_Record set_:

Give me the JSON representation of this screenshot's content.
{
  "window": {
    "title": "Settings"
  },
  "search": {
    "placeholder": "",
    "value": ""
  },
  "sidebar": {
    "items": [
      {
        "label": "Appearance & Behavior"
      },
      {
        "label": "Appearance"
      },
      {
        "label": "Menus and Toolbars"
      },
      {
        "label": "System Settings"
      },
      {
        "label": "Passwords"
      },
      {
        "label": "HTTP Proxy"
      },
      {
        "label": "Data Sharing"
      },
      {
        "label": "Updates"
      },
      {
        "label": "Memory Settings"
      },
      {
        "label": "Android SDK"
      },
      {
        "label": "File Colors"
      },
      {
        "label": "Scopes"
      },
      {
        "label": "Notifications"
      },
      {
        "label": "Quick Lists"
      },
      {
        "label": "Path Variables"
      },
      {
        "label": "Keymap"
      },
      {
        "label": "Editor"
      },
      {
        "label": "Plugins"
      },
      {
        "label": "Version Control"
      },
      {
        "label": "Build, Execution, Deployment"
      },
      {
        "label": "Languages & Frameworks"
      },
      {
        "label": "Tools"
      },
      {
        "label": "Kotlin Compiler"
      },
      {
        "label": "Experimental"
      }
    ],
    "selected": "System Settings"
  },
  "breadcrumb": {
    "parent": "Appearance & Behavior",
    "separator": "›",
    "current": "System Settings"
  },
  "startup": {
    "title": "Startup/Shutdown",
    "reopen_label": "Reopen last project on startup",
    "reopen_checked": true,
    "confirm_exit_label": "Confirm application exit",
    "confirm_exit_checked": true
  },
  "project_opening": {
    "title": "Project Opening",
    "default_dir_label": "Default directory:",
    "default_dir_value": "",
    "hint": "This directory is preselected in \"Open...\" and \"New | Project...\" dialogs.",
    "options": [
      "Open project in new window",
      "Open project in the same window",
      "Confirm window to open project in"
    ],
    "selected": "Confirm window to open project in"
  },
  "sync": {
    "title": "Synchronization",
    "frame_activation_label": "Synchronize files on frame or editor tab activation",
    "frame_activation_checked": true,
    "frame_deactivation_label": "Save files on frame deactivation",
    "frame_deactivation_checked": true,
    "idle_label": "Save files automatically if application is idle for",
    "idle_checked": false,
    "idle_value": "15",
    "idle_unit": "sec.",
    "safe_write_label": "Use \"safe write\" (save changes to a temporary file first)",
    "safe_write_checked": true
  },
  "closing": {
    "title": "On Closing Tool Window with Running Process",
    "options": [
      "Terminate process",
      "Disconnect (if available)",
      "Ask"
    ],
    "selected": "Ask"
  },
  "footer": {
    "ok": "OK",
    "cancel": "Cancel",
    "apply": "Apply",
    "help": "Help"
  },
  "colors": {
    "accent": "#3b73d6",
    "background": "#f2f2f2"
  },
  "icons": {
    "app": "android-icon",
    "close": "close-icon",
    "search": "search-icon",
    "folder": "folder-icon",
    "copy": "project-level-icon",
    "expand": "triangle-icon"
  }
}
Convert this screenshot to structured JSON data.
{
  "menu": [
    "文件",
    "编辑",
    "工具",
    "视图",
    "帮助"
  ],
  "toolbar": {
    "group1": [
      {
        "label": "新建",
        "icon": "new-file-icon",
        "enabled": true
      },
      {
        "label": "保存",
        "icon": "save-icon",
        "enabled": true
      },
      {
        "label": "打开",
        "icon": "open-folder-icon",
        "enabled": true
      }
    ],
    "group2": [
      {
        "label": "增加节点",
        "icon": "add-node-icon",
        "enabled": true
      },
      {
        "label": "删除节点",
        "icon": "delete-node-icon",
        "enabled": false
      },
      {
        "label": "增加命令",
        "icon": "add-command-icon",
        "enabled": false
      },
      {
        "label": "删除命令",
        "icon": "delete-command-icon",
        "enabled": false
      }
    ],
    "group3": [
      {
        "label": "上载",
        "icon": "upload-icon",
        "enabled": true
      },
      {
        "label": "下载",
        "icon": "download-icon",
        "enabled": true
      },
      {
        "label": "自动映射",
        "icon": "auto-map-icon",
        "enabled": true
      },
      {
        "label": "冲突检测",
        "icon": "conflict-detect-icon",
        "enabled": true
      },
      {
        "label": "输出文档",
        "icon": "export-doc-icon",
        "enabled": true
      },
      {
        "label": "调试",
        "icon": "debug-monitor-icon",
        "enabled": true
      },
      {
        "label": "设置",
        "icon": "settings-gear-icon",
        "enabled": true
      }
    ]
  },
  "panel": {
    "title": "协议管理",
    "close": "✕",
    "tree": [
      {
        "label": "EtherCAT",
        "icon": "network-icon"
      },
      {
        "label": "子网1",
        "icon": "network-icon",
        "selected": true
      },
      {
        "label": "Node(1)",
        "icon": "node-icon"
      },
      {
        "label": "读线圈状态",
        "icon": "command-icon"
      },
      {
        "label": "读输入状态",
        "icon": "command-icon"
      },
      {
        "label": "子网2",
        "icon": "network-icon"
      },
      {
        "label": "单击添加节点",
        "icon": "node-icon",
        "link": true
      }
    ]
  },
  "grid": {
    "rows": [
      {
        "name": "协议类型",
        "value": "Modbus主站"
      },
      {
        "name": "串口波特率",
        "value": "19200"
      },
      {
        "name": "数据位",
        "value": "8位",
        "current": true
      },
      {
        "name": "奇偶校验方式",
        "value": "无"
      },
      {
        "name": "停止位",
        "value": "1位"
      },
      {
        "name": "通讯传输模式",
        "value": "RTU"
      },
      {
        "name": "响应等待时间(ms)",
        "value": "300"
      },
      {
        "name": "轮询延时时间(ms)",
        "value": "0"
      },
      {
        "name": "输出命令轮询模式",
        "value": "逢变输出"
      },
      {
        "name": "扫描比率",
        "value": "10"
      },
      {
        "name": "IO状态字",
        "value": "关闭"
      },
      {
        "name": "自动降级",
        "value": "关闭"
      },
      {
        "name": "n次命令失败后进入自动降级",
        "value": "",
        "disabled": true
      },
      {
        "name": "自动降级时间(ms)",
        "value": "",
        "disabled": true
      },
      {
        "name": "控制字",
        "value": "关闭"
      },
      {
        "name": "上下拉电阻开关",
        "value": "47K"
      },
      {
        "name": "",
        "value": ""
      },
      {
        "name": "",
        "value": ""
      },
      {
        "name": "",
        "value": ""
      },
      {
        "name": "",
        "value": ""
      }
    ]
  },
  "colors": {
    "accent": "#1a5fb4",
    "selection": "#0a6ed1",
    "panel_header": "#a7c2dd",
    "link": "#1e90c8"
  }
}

_The problem_: Exact copies of all the records are required.

_The response_:
Give me the JSON representation of this screenshot's content.
{
  "window": {
    "title": "Settings"
  },
  "search": {
    "placeholder": "",
    "value": ""
  },
  "sidebar": {
    "items": [
      {
        "label": "Appearance & Behavior"
      },
      {
        "label": "Appearance"
      },
      {
        "label": "Menus and Toolbars"
      },
      {
        "label": "System Settings"
      },
      {
        "label": "Passwords"
      },
      {
        "label": "HTTP Proxy"
      },
      {
        "label": "Data Sharing"
      },
      {
        "label": "Updates"
      },
      {
        "label": "Memory Settings"
      },
      {
        "label": "Android SDK"
      },
      {
        "label": "File Colors"
      },
      {
        "label": "Scopes"
      },
      {
        "label": "Notifications"
      },
      {
        "label": "Quick Lists"
      },
      {
        "label": "Path Variables"
      },
      {
        "label": "Keymap"
      },
      {
        "label": "Editor"
      },
      {
        "label": "Plugins"
      },
      {
        "label": "Version Control"
      },
      {
        "label": "Build, Execution, Deployment"
      },
      {
        "label": "Languages & Frameworks"
      },
      {
        "label": "Tools"
      },
      {
        "label": "Kotlin Compiler"
      },
      {
        "label": "Experimental"
      }
    ],
    "selected": "System Settings"
  },
  "breadcrumb": {
    "parent": "Appearance & Behavior",
    "separator": "›",
    "current": "System Settings"
  },
  "startup": {
    "title": "Startup/Shutdown",
    "reopen_label": "Reopen last project on startup",
    "reopen_checked": true,
    "confirm_exit_label": "Confirm application exit",
    "confirm_exit_checked": true
  },
  "project_opening": {
    "title": "Project Opening",
    "default_dir_label": "Default directory:",
    "default_dir_value": "",
    "hint": "This directory is preselected in \"Open...\" and \"New | Project...\" dialogs.",
    "options": [
      "Open project in new window",
      "Open project in the same window",
      "Confirm window to open project in"
    ],
    "selected": "Confirm window to open project in"
  },
  "sync": {
    "title": "Synchronization",
    "frame_activation_label": "Synchronize files on frame or editor tab activation",
    "frame_activation_checked": true,
    "frame_deactivation_label": "Save files on frame deactivation",
    "frame_deactivation_checked": true,
    "idle_label": "Save files automatically if application is idle for",
    "idle_checked": false,
    "idle_value": "15",
    "idle_unit": "sec.",
    "safe_write_label": "Use \"safe write\" (save changes to a temporary file first)",
    "safe_write_checked": true
  },
  "closing": {
    "title": "On Closing Tool Window with Running Process",
    "options": [
      "Terminate process",
      "Disconnect (if available)",
      "Ask"
    ],
    "selected": "Ask"
  },
  "footer": {
    "ok": "OK",
    "cancel": "Cancel",
    "apply": "Apply",
    "help": "Help"
  },
  "colors": {
    "accent": "#3b73d6",
    "background": "#f2f2f2"
  },
  "icons": {
    "app": "android-icon",
    "close": "close-icon",
    "search": "search-icon",
    "folder": "folder-icon",
    "copy": "project-level-icon",
    "expand": "triangle-icon"
  }
}
Convert this screenshot to structured JSON data.
{
  "menu": [
    "文件",
    "编辑",
    "工具",
    "视图",
    "帮助"
  ],
  "toolbar": {
    "group1": [
      {
        "label": "新建",
        "icon": "new-file-icon",
        "enabled": true
      },
      {
        "label": "保存",
        "icon": "save-icon",
        "enabled": true
      },
      {
        "label": "打开",
        "icon": "open-folder-icon",
        "enabled": true
      }
    ],
    "group2": [
      {
        "label": "增加节点",
        "icon": "add-node-icon",
        "enabled": true
      },
      {
        "label": "删除节点",
        "icon": "delete-node-icon",
        "enabled": false
      },
      {
        "label": "增加命令",
        "icon": "add-command-icon",
        "enabled": false
      },
      {
        "label": "删除命令",
        "icon": "delete-command-icon",
        "enabled": false
      }
    ],
    "group3": [
      {
        "label": "上载",
        "icon": "upload-icon",
        "enabled": true
      },
      {
        "label": "下载",
        "icon": "download-icon",
        "enabled": true
      },
      {
        "label": "自动映射",
        "icon": "auto-map-icon",
        "enabled": true
      },
      {
        "label": "冲突检测",
        "icon": "conflict-detect-icon",
        "enabled": true
      },
      {
        "label": "输出文档",
        "icon": "export-doc-icon",
        "enabled": true
      },
      {
        "label": "调试",
        "icon": "debug-monitor-icon",
        "enabled": true
      },
      {
        "label": "设置",
        "icon": "settings-gear-icon",
        "enabled": true
      }
    ]
  },
  "panel": {
    "title": "协议管理",
    "close": "✕",
    "tree": [
      {
        "label": "EtherCAT",
        "icon": "network-icon"
      },
      {
        "label": "子网1",
        "icon": "network-icon",
        "selected": true
      },
      {
        "label": "Node(1)",
        "icon": "node-icon"
      },
      {
        "label": "读线圈状态",
        "icon": "command-icon"
      },
      {
        "label": "读输入状态",
        "icon": "command-icon"
      },
      {
        "label": "子网2",
        "icon": "network-icon"
      },
      {
        "label": "单击添加节点",
        "icon": "node-icon",
        "link": true
      }
    ]
  },
  "grid": {
    "rows": [
      {
        "name": "协议类型",
        "value": "Modbus主站"
      },
      {
        "name": "串口波特率",
        "value": "19200"
      },
      {
        "name": "数据位",
        "value": "8位",
        "current": true
      },
      {
        "name": "奇偶校验方式",
        "value": "无"
      },
      {
        "name": "停止位",
        "value": "1位"
      },
      {
        "name": "通讯传输模式",
        "value": "RTU"
      },
      {
        "name": "响应等待时间(ms)",
        "value": "300"
      },
      {
        "name": "轮询延时时间(ms)",
        "value": "0"
      },
      {
        "name": "输出命令轮询模式",
        "value": "逢变输出"
      },
      {
        "name": "扫描比率",
        "value": "10"
      },
      {
        "name": "IO状态字",
        "value": "关闭"
      },
      {
        "name": "自动降级",
        "value": "关闭"
      },
      {
        "name": "n次命令失败后进入自动降级",
        "value": "",
        "disabled": true
      },
      {
        "name": "自动降级时间(ms)",
        "value": "",
        "disabled": true
      },
      {
        "name": "控制字",
        "value": "关闭"
      },
      {
        "name": "上下拉电阻开关",
        "value": "47K"
      },
      {
        "name": "",
        "value": ""
      },
      {
        "name": "",
        "value": ""
      },
      {
        "name": "",
        "value": ""
      },
      {
        "name": "",
        "value": ""
      }
    ]
  },
  "colors": {
    "accent": "#1a5fb4",
    "selection": "#0a6ed1",
    "panel_header": "#a7c2dd",
    "link": "#1e90c8"
  }
}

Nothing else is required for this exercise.